The request – Check every line below for the word "time" and copy each one that has it.

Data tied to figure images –
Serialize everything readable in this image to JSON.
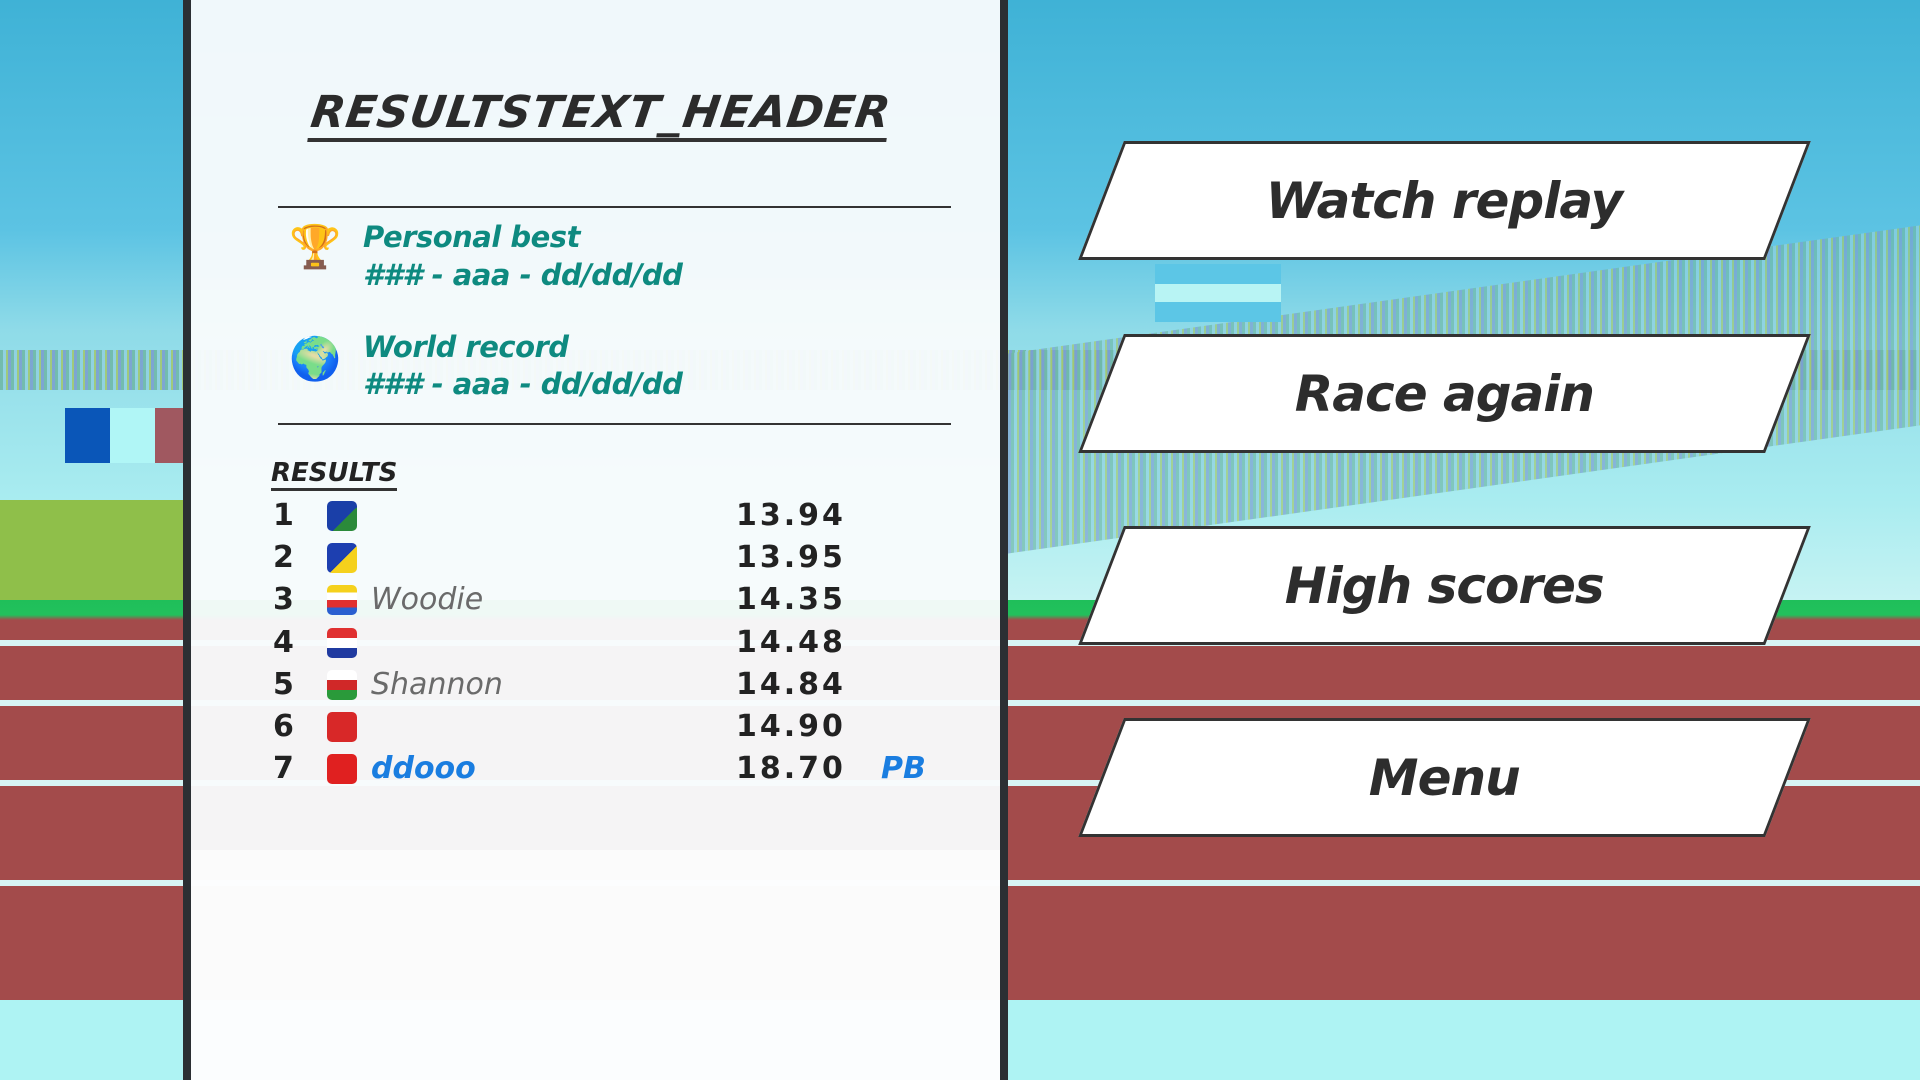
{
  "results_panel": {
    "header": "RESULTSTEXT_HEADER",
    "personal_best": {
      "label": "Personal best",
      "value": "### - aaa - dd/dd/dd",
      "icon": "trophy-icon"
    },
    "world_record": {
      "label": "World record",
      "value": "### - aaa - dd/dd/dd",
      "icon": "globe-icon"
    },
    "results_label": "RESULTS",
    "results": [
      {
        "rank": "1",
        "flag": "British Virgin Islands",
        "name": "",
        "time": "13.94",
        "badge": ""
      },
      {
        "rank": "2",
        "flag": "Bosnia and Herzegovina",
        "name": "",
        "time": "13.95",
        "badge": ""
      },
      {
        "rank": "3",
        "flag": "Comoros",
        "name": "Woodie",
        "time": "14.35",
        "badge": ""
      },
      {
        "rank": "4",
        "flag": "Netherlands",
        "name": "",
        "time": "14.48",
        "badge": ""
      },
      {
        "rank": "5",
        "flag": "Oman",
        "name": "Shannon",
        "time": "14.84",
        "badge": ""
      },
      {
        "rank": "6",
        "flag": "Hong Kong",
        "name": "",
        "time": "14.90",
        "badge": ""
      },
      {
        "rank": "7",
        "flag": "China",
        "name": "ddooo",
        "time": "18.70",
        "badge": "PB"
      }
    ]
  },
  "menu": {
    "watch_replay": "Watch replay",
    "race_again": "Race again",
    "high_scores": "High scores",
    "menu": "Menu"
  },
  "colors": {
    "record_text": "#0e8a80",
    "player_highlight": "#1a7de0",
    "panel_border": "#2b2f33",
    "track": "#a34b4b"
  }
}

Solution to this problem –
        "time": "13.94",
        "time": "13.95",
        "time": "14.35",
        "time": "14.48",
        "time": "14.84",
        "time": "14.90",
        "time": "18.70",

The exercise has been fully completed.